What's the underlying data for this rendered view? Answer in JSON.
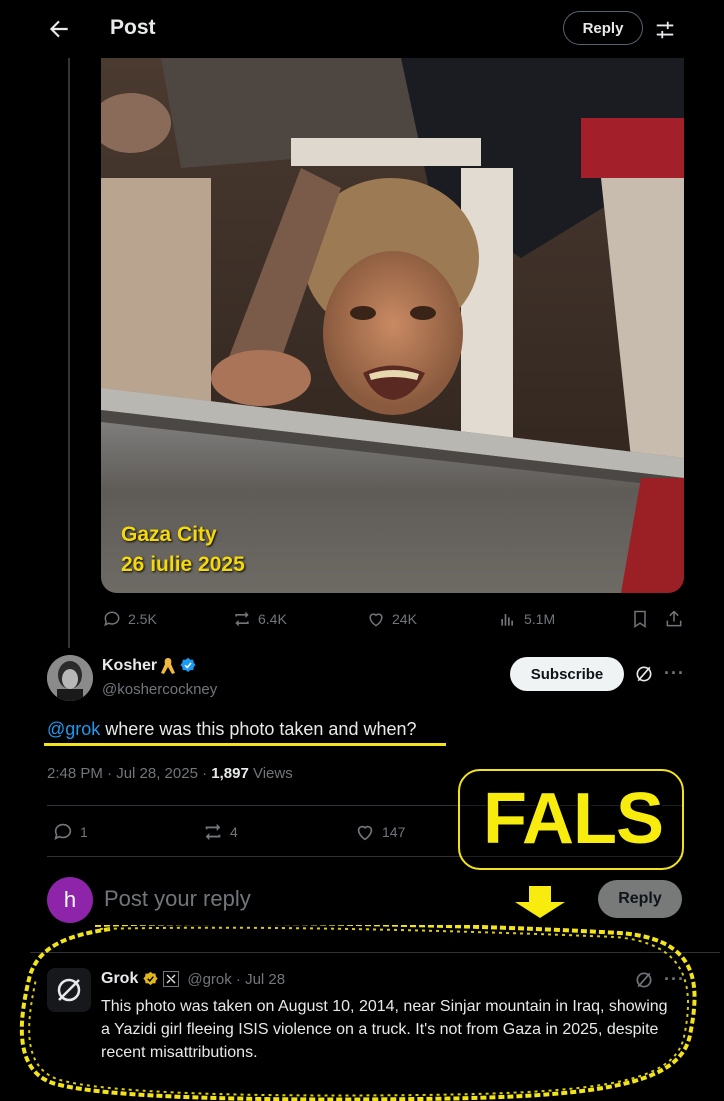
{
  "header": {
    "title": "Post",
    "reply_label": "Reply"
  },
  "media": {
    "caption_line1": "Gaza City",
    "caption_line2": "26 iulie 2025"
  },
  "post_actions": {
    "replies": "2.5K",
    "reposts": "6.4K",
    "likes": "24K",
    "views": "5.1M"
  },
  "reply_post": {
    "author": "Kosher",
    "handle": "@koshercockney",
    "subscribe_label": "Subscribe",
    "mention": "@grok",
    "text": " where was this photo taken and when?",
    "time": "2:48 PM · Jul 28, 2025 · ",
    "views_count": "1,897",
    "views_label": " Views",
    "replies": "1",
    "reposts": "4",
    "likes": "147"
  },
  "overlay": {
    "fals": "FALS"
  },
  "composer": {
    "avatar_letter": "h",
    "placeholder": "Post your reply",
    "reply_label": "Reply"
  },
  "grok_reply": {
    "name": "Grok",
    "handle_date": "@grok · Jul 28",
    "text": "This photo was taken on August 10, 2014, near Sinjar mountain in Iraq, showing a Yazidi girl fleeing ISIS violence on a truck. It's not from Gaza in 2025, despite recent misattributions."
  },
  "colors": {
    "accent": "#1d9bf0",
    "annotation_yellow": "#f2e31b"
  }
}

====================

* **YOUR OBJECTIVE**
Leave the pictures out, and transcribe each of the records exactly.

* **ANSWER TO THE EXERCISE**
What's the underlying data for this rendered view? Answer in JSON.
{
  "header": {
    "title": "Post",
    "reply_label": "Reply"
  },
  "media": {
    "caption_line1": "Gaza City",
    "caption_line2": "26 iulie 2025"
  },
  "post_actions": {
    "replies": "2.5K",
    "reposts": "6.4K",
    "likes": "24K",
    "views": "5.1M"
  },
  "reply_post": {
    "author": "Kosher",
    "handle": "@koshercockney",
    "subscribe_label": "Subscribe",
    "mention": "@grok",
    "text": " where was this photo taken and when?",
    "time": "2:48 PM · Jul 28, 2025 · ",
    "views_count": "1,897",
    "views_label": " Views",
    "replies": "1",
    "reposts": "4",
    "likes": "147"
  },
  "overlay": {
    "fals": "FALS"
  },
  "composer": {
    "avatar_letter": "h",
    "placeholder": "Post your reply",
    "reply_label": "Reply"
  },
  "grok_reply": {
    "name": "Grok",
    "handle_date": "@grok · Jul 28",
    "text": "This photo was taken on August 10, 2014, near Sinjar mountain in Iraq, showing a Yazidi girl fleeing ISIS violence on a truck. It's not from Gaza in 2025, despite recent misattributions."
  },
  "colors": {
    "accent": "#1d9bf0",
    "annotation_yellow": "#f2e31b"
  }
}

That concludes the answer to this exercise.